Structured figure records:
------------------------------------------------------------------------

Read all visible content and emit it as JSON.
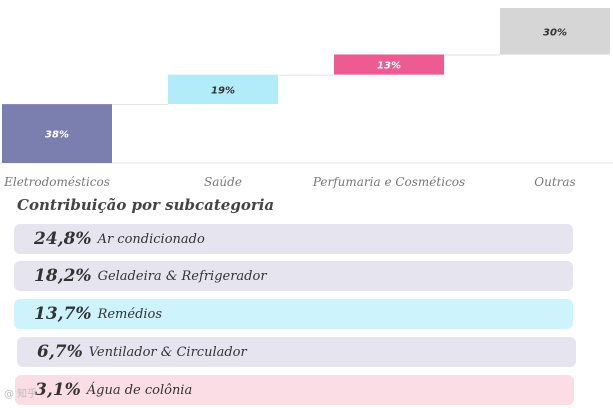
{
  "chart_data": {
    "type": "bar",
    "subtype": "waterfall",
    "categories": [
      "Eletrodomésticos",
      "Saúde",
      "Perfumaria e Cosméticos",
      "Outras"
    ],
    "values": [
      38,
      19,
      13,
      30
    ],
    "value_labels": [
      "38%",
      "19%",
      "13%",
      "30%"
    ],
    "colors": [
      "#7b7faf",
      "#b3ecf9",
      "#ee5b93",
      "#d6d6d6"
    ],
    "label_colors": [
      "#ffffff",
      "#333333",
      "#ffffff",
      "#333333"
    ],
    "ylim": [
      0,
      100
    ],
    "title": "",
    "xlabel": "",
    "ylabel": ""
  },
  "breakdown": {
    "title": "Contribuição por subcategoria",
    "items": [
      {
        "percent": "24,8%",
        "label": "Ar condicionado",
        "color": "#e6e5ef"
      },
      {
        "percent": "18,2%",
        "label": "Geladeira & Refrigerador",
        "color": "#e6e5ef"
      },
      {
        "percent": "13,7%",
        "label": "Remédios",
        "color": "#cdf3fc"
      },
      {
        "percent": "6,7%",
        "label": "Ventilador & Circulador",
        "color": "#e6e5ef"
      },
      {
        "percent": "3,1%",
        "label": "Água de colônia",
        "color": "#fbdde6"
      }
    ]
  },
  "watermark": "@ 知乎"
}
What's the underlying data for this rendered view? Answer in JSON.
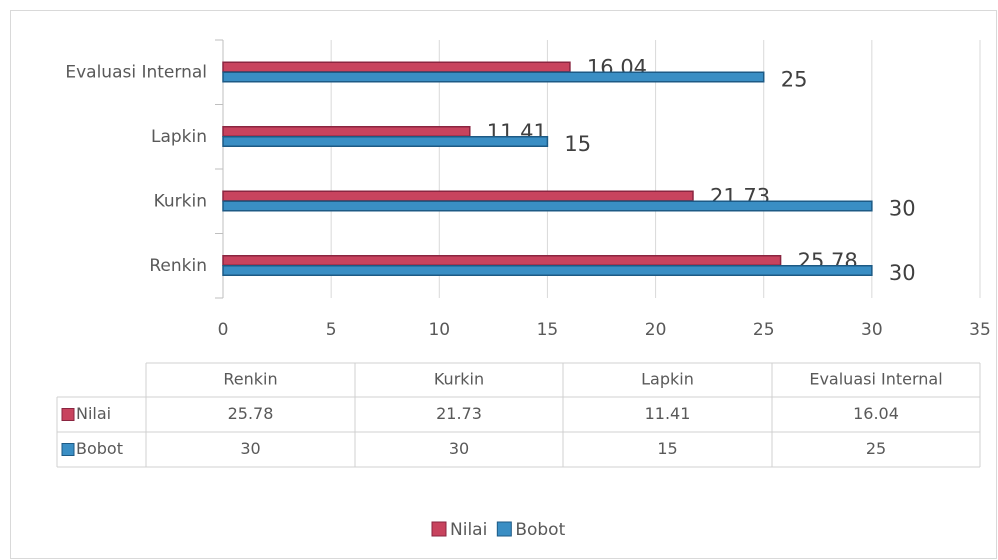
{
  "chart_data": {
    "type": "hbar",
    "categories": [
      "Renkin",
      "Kurkin",
      "Lapkin",
      "Evaluasi Internal"
    ],
    "series": [
      {
        "name": "Nilai",
        "color": "#c8435e",
        "values": [
          25.78,
          21.73,
          11.41,
          16.04
        ]
      },
      {
        "name": "Bobot",
        "color": "#3a8ec4",
        "values": [
          30,
          30,
          15,
          25
        ]
      }
    ],
    "xlim": [
      0,
      35
    ],
    "xticks": [
      0,
      5,
      10,
      15,
      20,
      25,
      30,
      35
    ],
    "grid": true,
    "legend": "bottom"
  }
}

------------------------------------------------------------------------

Exercise instructions: All lines from the one holding "What's the underlying" through the last line of the entries, and nothing else, are to be output exactly; leave out the pictures.

Expected answer:
What's the underlying data for this rendered view? Answer in JSON.
{
  "chart_data": {
    "type": "hbar",
    "categories": [
      "Renkin",
      "Kurkin",
      "Lapkin",
      "Evaluasi Internal"
    ],
    "series": [
      {
        "name": "Nilai",
        "color": "#c8435e",
        "values": [
          25.78,
          21.73,
          11.41,
          16.04
        ]
      },
      {
        "name": "Bobot",
        "color": "#3a8ec4",
        "values": [
          30,
          30,
          15,
          25
        ]
      }
    ],
    "xlim": [
      0,
      35
    ],
    "xticks": [
      0,
      5,
      10,
      15,
      20,
      25,
      30,
      35
    ],
    "grid": true,
    "legend": "bottom"
  }
}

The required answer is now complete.